The request: Return all of the data exactly as written, without the pictures.

[Entries from a visual dataset]
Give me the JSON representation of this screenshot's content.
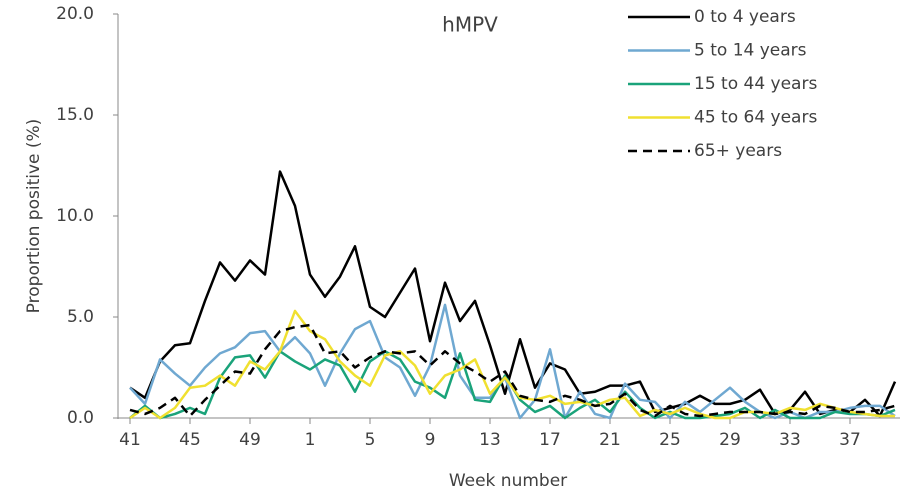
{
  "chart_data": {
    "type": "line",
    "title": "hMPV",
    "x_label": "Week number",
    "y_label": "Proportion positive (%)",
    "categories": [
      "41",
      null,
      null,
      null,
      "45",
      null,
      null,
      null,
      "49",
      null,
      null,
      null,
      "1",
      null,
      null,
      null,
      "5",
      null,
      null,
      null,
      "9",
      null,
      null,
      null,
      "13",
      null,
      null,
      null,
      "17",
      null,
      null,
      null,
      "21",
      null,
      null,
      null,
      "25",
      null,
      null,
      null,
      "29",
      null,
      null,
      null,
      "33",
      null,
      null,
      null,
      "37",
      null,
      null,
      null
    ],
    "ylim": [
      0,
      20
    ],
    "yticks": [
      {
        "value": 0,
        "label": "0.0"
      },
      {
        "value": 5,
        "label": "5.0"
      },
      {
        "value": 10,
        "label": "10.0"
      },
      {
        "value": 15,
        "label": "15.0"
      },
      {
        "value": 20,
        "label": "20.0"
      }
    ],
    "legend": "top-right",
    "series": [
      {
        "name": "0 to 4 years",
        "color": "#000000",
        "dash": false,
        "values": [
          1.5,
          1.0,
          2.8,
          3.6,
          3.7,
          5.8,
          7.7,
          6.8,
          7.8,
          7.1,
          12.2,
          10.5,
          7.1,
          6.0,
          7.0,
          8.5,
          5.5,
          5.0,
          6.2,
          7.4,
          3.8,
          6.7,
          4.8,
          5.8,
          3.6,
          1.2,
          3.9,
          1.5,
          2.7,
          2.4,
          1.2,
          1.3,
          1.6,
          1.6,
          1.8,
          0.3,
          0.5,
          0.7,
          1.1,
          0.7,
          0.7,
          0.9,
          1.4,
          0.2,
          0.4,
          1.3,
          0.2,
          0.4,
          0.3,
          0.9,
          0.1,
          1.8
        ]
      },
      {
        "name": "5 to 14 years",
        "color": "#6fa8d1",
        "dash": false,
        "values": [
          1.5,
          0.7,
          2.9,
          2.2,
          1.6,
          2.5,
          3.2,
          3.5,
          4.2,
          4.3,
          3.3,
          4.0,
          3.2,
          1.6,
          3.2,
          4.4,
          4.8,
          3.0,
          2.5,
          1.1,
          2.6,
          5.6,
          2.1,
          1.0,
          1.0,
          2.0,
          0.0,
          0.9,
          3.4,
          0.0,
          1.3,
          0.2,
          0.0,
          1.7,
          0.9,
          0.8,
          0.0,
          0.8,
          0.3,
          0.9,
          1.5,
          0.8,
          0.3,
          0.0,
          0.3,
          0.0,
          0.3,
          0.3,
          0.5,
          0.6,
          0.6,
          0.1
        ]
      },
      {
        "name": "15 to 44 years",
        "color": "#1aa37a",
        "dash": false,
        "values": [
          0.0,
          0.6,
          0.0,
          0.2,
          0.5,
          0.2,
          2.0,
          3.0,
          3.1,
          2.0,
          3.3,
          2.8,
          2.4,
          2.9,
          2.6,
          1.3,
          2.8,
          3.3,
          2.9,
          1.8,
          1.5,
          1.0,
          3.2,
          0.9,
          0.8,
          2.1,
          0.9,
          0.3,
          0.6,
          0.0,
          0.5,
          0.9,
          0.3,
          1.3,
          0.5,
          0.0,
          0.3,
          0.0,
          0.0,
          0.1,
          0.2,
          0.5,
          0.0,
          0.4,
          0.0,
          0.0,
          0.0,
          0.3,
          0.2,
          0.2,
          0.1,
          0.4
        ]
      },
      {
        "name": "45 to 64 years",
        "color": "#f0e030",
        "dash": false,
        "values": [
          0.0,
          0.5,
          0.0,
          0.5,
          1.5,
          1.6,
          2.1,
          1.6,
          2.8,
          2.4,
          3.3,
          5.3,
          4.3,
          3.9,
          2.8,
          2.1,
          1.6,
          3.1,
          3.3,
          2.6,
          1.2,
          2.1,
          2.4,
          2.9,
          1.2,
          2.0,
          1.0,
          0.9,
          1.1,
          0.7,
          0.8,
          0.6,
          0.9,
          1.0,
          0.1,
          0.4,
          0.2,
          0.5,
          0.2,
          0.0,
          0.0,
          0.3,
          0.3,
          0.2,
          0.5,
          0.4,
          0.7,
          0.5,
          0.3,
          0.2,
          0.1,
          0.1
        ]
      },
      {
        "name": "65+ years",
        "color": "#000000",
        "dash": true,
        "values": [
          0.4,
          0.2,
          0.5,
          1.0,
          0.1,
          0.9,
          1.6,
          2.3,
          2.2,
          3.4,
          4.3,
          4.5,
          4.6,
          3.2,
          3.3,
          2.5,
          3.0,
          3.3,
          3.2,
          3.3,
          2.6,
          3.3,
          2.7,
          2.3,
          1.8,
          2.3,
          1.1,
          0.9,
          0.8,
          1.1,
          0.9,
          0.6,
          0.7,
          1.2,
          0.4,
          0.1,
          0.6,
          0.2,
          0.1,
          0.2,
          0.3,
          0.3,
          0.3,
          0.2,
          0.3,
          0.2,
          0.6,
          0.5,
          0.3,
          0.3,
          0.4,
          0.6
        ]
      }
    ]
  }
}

Final answer:
Give me the JSON representation of this screenshot's content.
{
  "chart_data": {
    "type": "line",
    "title": "hMPV",
    "x_label": "Week number",
    "y_label": "Proportion positive (%)",
    "categories": [
      "41",
      null,
      null,
      null,
      "45",
      null,
      null,
      null,
      "49",
      null,
      null,
      null,
      "1",
      null,
      null,
      null,
      "5",
      null,
      null,
      null,
      "9",
      null,
      null,
      null,
      "13",
      null,
      null,
      null,
      "17",
      null,
      null,
      null,
      "21",
      null,
      null,
      null,
      "25",
      null,
      null,
      null,
      "29",
      null,
      null,
      null,
      "33",
      null,
      null,
      null,
      "37",
      null,
      null,
      null
    ],
    "ylim": [
      0,
      20
    ],
    "yticks": [
      {
        "value": 0,
        "label": "0.0"
      },
      {
        "value": 5,
        "label": "5.0"
      },
      {
        "value": 10,
        "label": "10.0"
      },
      {
        "value": 15,
        "label": "15.0"
      },
      {
        "value": 20,
        "label": "20.0"
      }
    ],
    "legend": "top-right",
    "series": [
      {
        "name": "0 to 4 years",
        "color": "#000000",
        "dash": false,
        "values": [
          1.5,
          1.0,
          2.8,
          3.6,
          3.7,
          5.8,
          7.7,
          6.8,
          7.8,
          7.1,
          12.2,
          10.5,
          7.1,
          6.0,
          7.0,
          8.5,
          5.5,
          5.0,
          6.2,
          7.4,
          3.8,
          6.7,
          4.8,
          5.8,
          3.6,
          1.2,
          3.9,
          1.5,
          2.7,
          2.4,
          1.2,
          1.3,
          1.6,
          1.6,
          1.8,
          0.3,
          0.5,
          0.7,
          1.1,
          0.7,
          0.7,
          0.9,
          1.4,
          0.2,
          0.4,
          1.3,
          0.2,
          0.4,
          0.3,
          0.9,
          0.1,
          1.8
        ]
      },
      {
        "name": "5 to 14 years",
        "color": "#6fa8d1",
        "dash": false,
        "values": [
          1.5,
          0.7,
          2.9,
          2.2,
          1.6,
          2.5,
          3.2,
          3.5,
          4.2,
          4.3,
          3.3,
          4.0,
          3.2,
          1.6,
          3.2,
          4.4,
          4.8,
          3.0,
          2.5,
          1.1,
          2.6,
          5.6,
          2.1,
          1.0,
          1.0,
          2.0,
          0.0,
          0.9,
          3.4,
          0.0,
          1.3,
          0.2,
          0.0,
          1.7,
          0.9,
          0.8,
          0.0,
          0.8,
          0.3,
          0.9,
          1.5,
          0.8,
          0.3,
          0.0,
          0.3,
          0.0,
          0.3,
          0.3,
          0.5,
          0.6,
          0.6,
          0.1
        ]
      },
      {
        "name": "15 to 44 years",
        "color": "#1aa37a",
        "dash": false,
        "values": [
          0.0,
          0.6,
          0.0,
          0.2,
          0.5,
          0.2,
          2.0,
          3.0,
          3.1,
          2.0,
          3.3,
          2.8,
          2.4,
          2.9,
          2.6,
          1.3,
          2.8,
          3.3,
          2.9,
          1.8,
          1.5,
          1.0,
          3.2,
          0.9,
          0.8,
          2.1,
          0.9,
          0.3,
          0.6,
          0.0,
          0.5,
          0.9,
          0.3,
          1.3,
          0.5,
          0.0,
          0.3,
          0.0,
          0.0,
          0.1,
          0.2,
          0.5,
          0.0,
          0.4,
          0.0,
          0.0,
          0.0,
          0.3,
          0.2,
          0.2,
          0.1,
          0.4
        ]
      },
      {
        "name": "45 to 64 years",
        "color": "#f0e030",
        "dash": false,
        "values": [
          0.0,
          0.5,
          0.0,
          0.5,
          1.5,
          1.6,
          2.1,
          1.6,
          2.8,
          2.4,
          3.3,
          5.3,
          4.3,
          3.9,
          2.8,
          2.1,
          1.6,
          3.1,
          3.3,
          2.6,
          1.2,
          2.1,
          2.4,
          2.9,
          1.2,
          2.0,
          1.0,
          0.9,
          1.1,
          0.7,
          0.8,
          0.6,
          0.9,
          1.0,
          0.1,
          0.4,
          0.2,
          0.5,
          0.2,
          0.0,
          0.0,
          0.3,
          0.3,
          0.2,
          0.5,
          0.4,
          0.7,
          0.5,
          0.3,
          0.2,
          0.1,
          0.1
        ]
      },
      {
        "name": "65+ years",
        "color": "#000000",
        "dash": true,
        "values": [
          0.4,
          0.2,
          0.5,
          1.0,
          0.1,
          0.9,
          1.6,
          2.3,
          2.2,
          3.4,
          4.3,
          4.5,
          4.6,
          3.2,
          3.3,
          2.5,
          3.0,
          3.3,
          3.2,
          3.3,
          2.6,
          3.3,
          2.7,
          2.3,
          1.8,
          2.3,
          1.1,
          0.9,
          0.8,
          1.1,
          0.9,
          0.6,
          0.7,
          1.2,
          0.4,
          0.1,
          0.6,
          0.2,
          0.1,
          0.2,
          0.3,
          0.3,
          0.3,
          0.2,
          0.3,
          0.2,
          0.6,
          0.5,
          0.3,
          0.3,
          0.4,
          0.6
        ]
      }
    ]
  }
}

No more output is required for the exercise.